◆ Given problem
Copy every line of the records below that holds the word "page".

◆ Input for this task

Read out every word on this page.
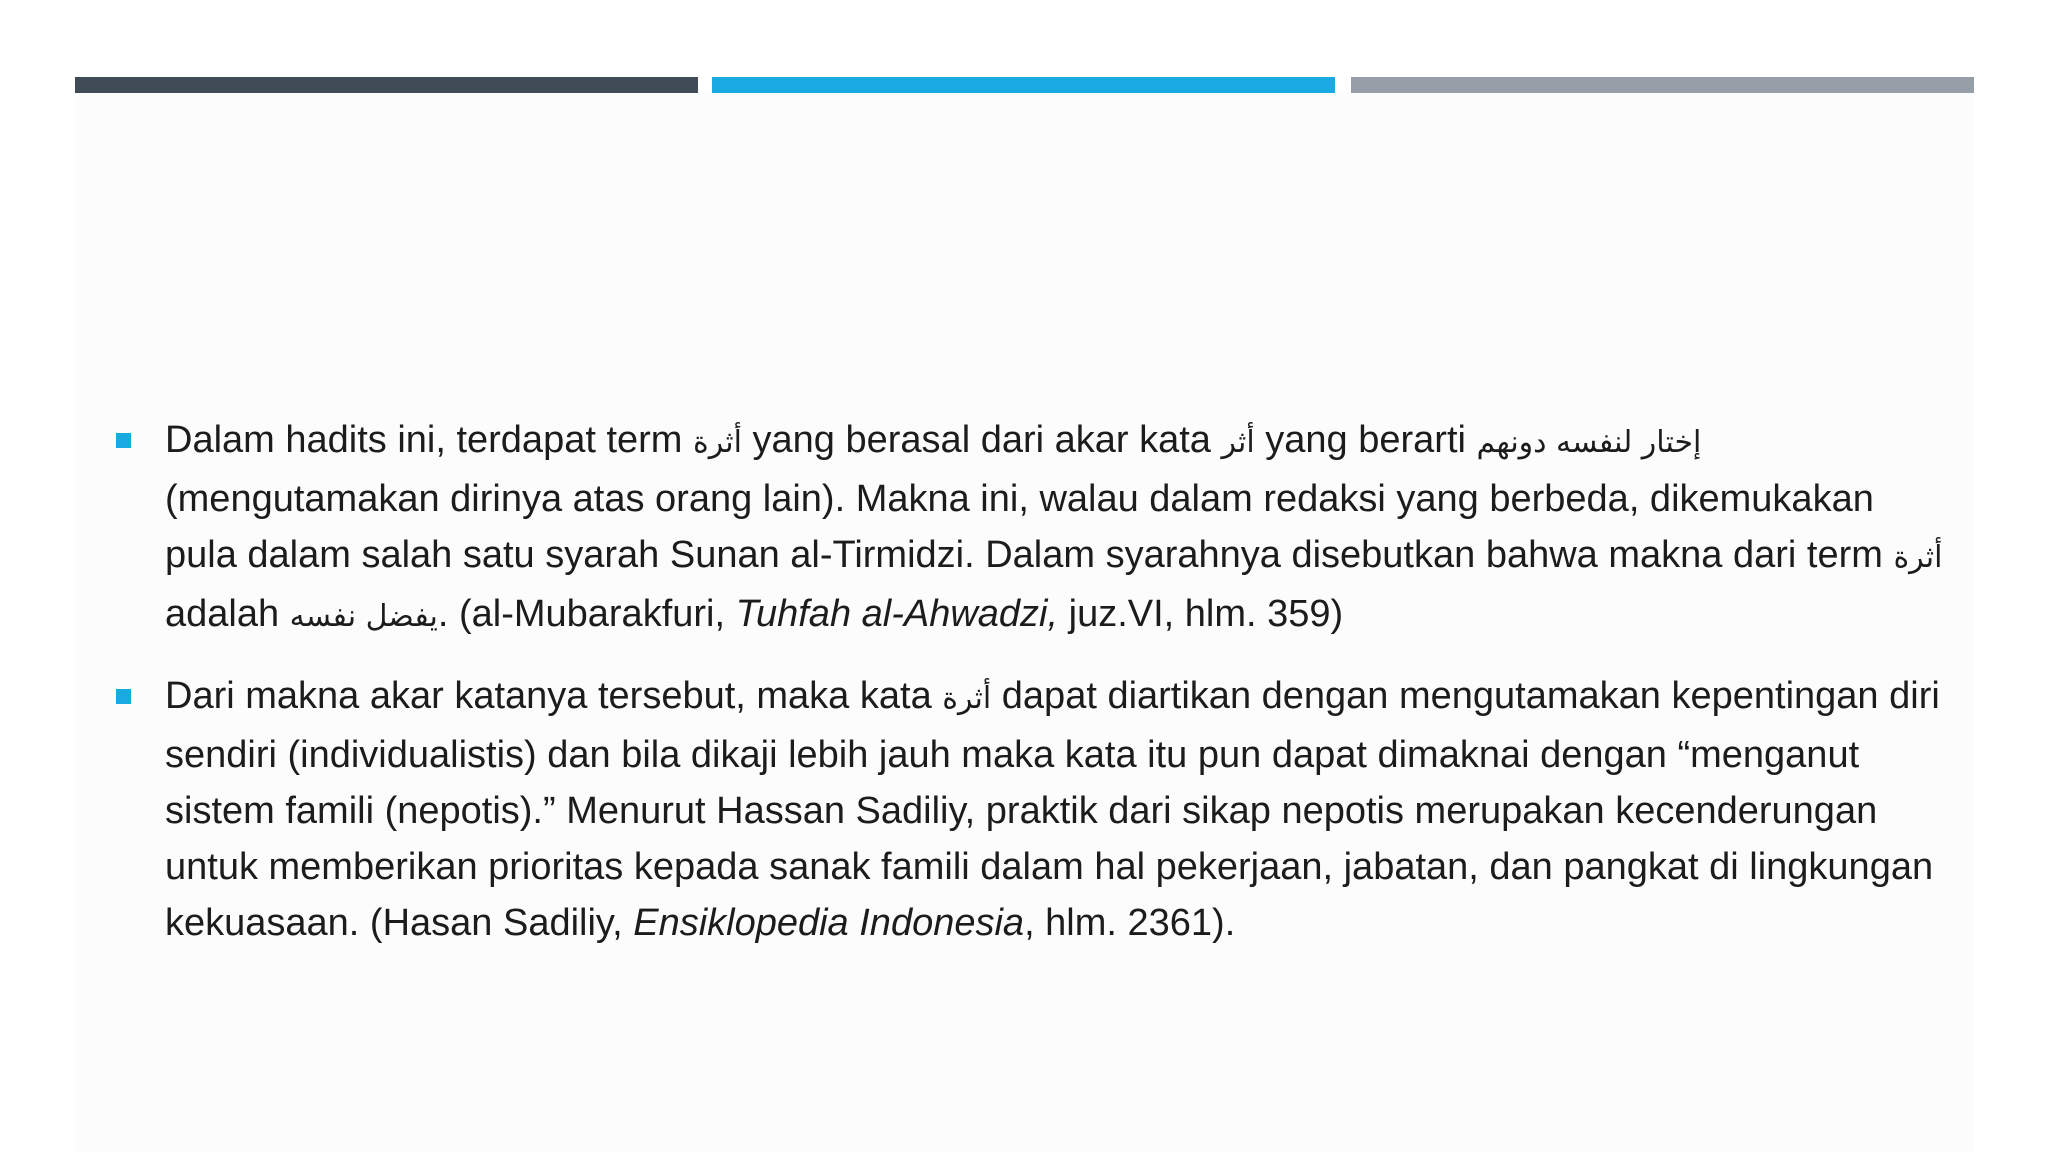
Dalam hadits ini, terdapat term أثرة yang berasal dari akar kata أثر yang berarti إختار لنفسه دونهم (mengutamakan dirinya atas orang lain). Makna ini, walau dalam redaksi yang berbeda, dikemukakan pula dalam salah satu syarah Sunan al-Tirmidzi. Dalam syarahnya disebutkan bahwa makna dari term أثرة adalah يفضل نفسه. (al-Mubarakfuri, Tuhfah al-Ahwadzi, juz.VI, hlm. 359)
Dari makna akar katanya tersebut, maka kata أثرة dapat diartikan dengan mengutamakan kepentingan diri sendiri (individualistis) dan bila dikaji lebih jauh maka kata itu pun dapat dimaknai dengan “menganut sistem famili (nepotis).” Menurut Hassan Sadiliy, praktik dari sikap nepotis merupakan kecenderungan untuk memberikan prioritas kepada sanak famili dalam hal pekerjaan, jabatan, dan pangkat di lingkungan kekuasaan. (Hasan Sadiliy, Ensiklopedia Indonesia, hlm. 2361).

* * *

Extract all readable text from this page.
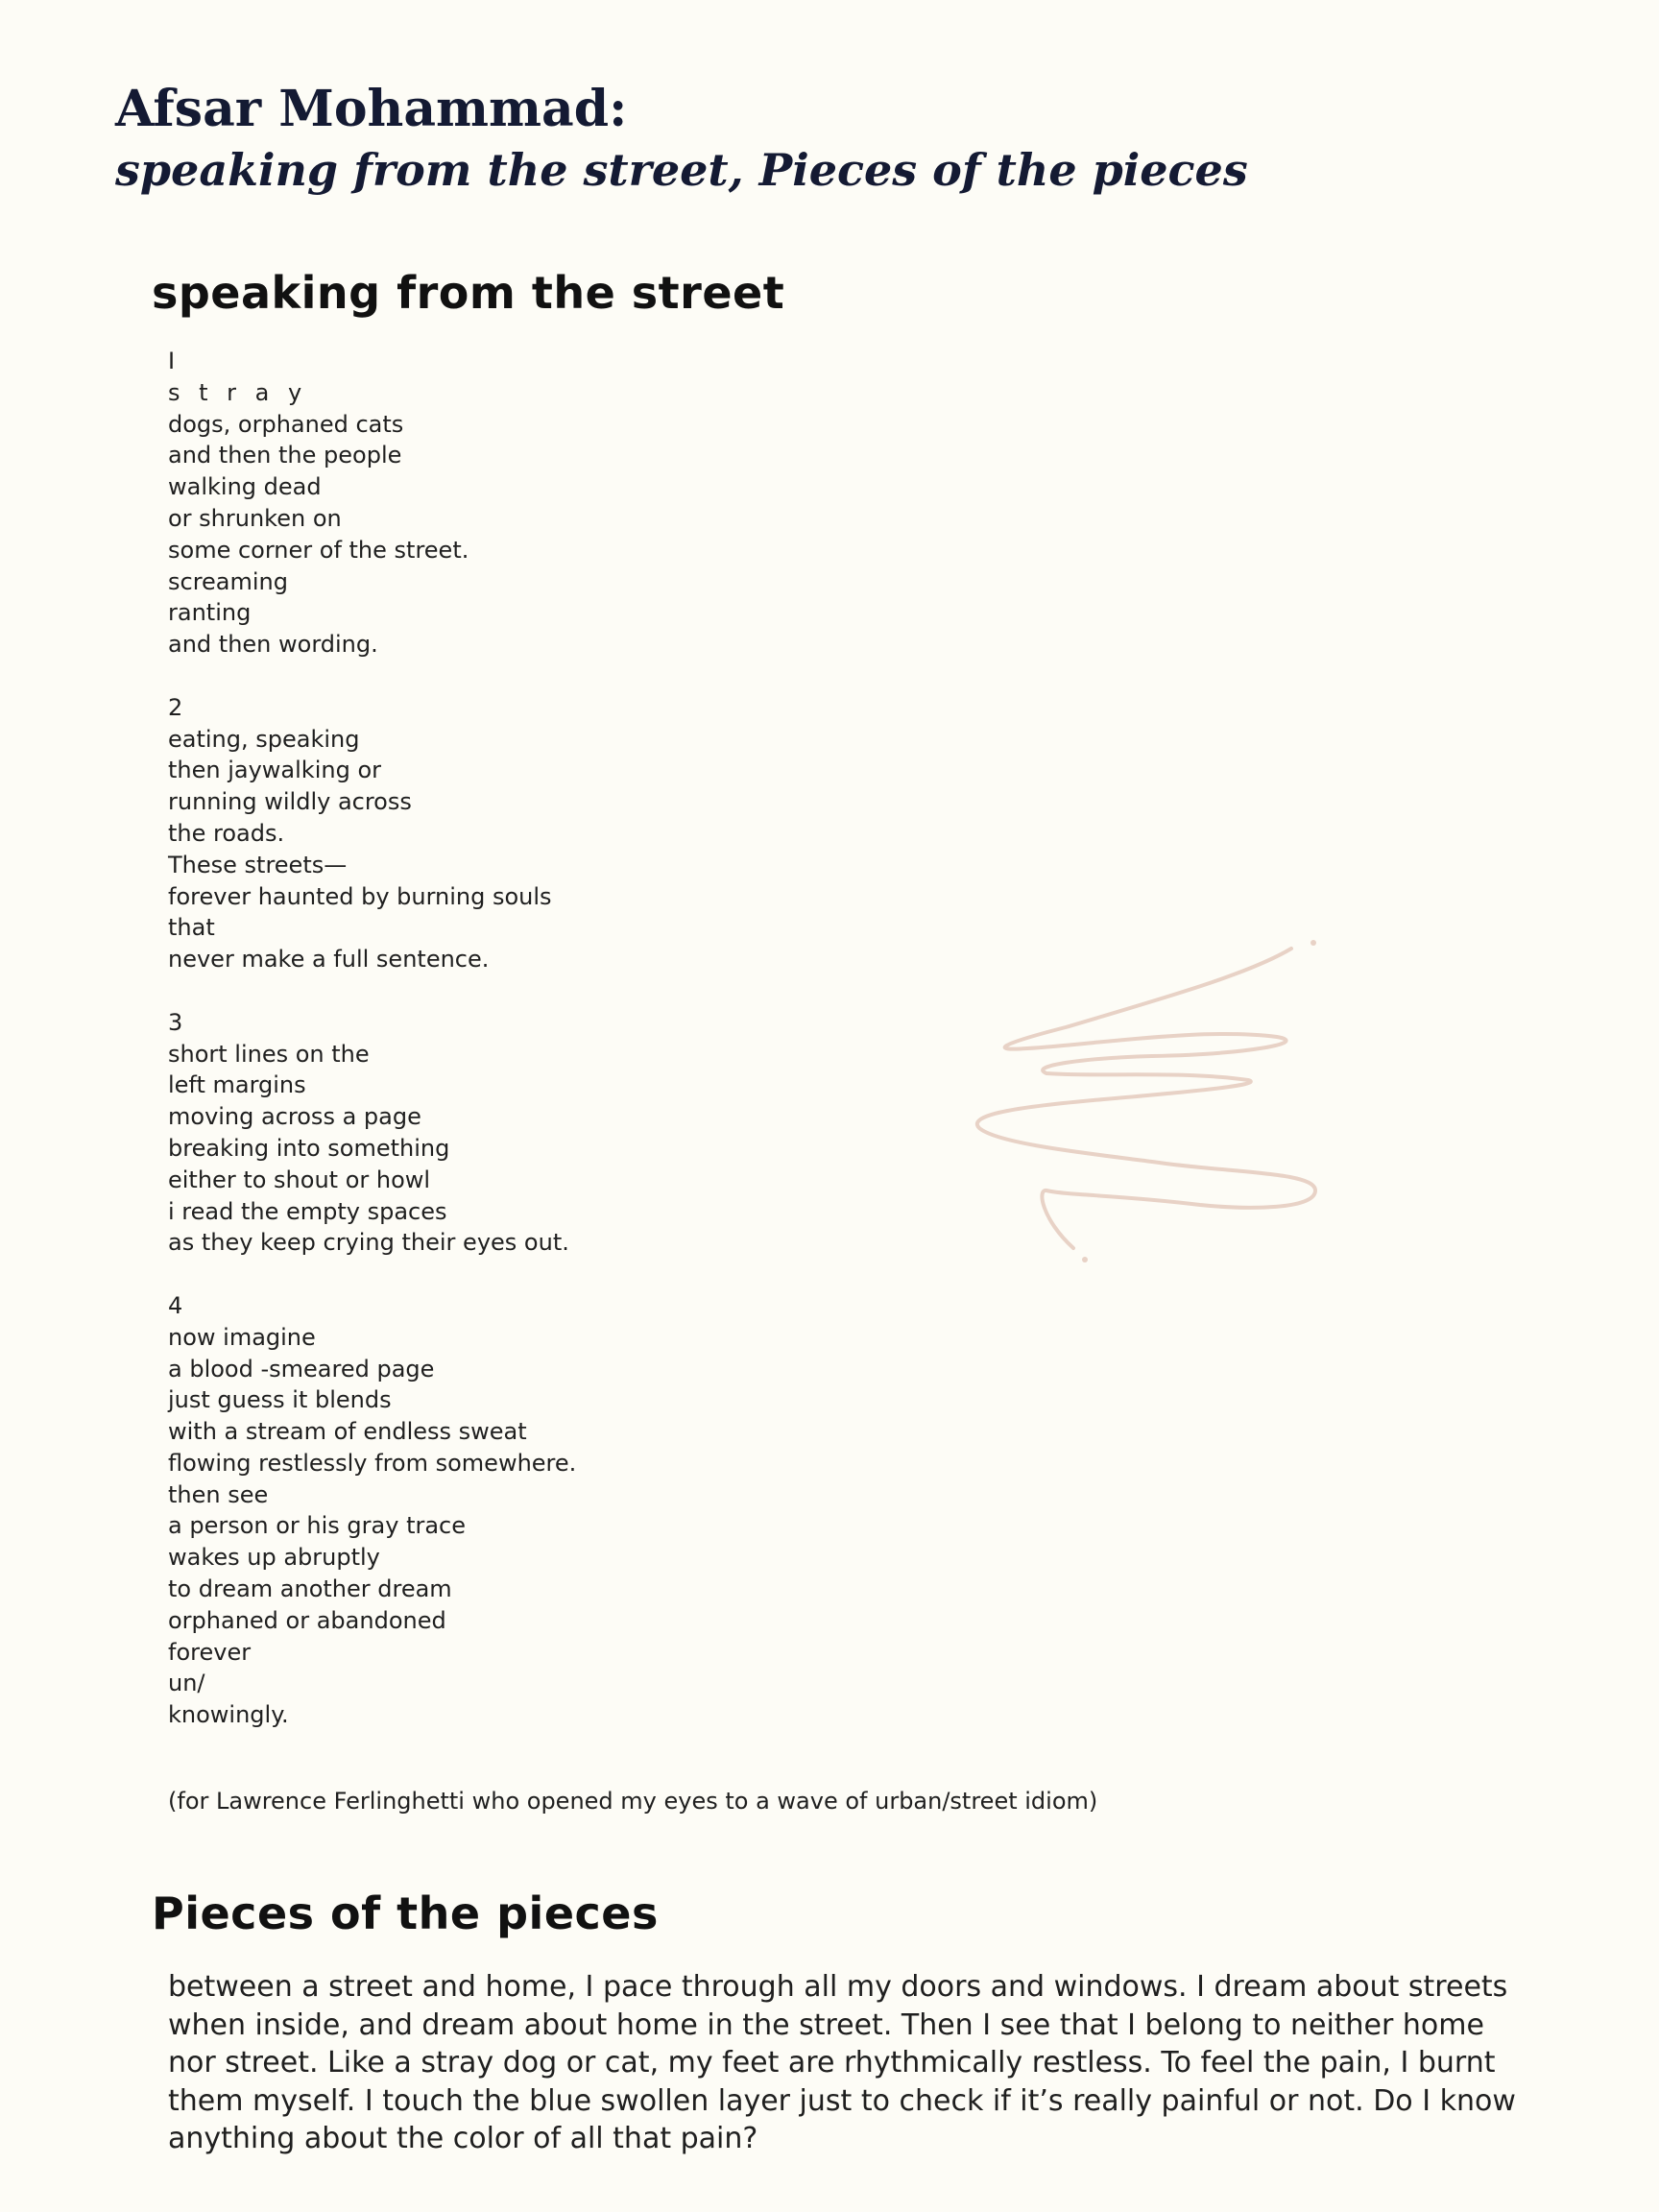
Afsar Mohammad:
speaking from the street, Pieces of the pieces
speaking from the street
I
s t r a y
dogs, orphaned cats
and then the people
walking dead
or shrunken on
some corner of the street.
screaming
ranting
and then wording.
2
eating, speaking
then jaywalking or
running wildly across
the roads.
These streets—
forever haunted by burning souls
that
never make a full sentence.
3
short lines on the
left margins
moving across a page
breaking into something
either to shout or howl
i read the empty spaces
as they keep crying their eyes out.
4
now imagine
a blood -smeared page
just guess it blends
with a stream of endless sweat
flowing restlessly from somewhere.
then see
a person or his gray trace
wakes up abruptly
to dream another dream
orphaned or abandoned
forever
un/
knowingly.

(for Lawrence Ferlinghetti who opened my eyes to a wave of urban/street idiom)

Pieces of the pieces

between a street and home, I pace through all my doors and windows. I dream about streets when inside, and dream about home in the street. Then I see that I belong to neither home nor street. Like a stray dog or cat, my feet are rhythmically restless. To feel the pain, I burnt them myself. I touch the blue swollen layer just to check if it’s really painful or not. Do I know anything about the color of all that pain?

◆ Task output
Read out every word on this page.
Extract all readable text from this page.
moving across a page
a blood -smeared page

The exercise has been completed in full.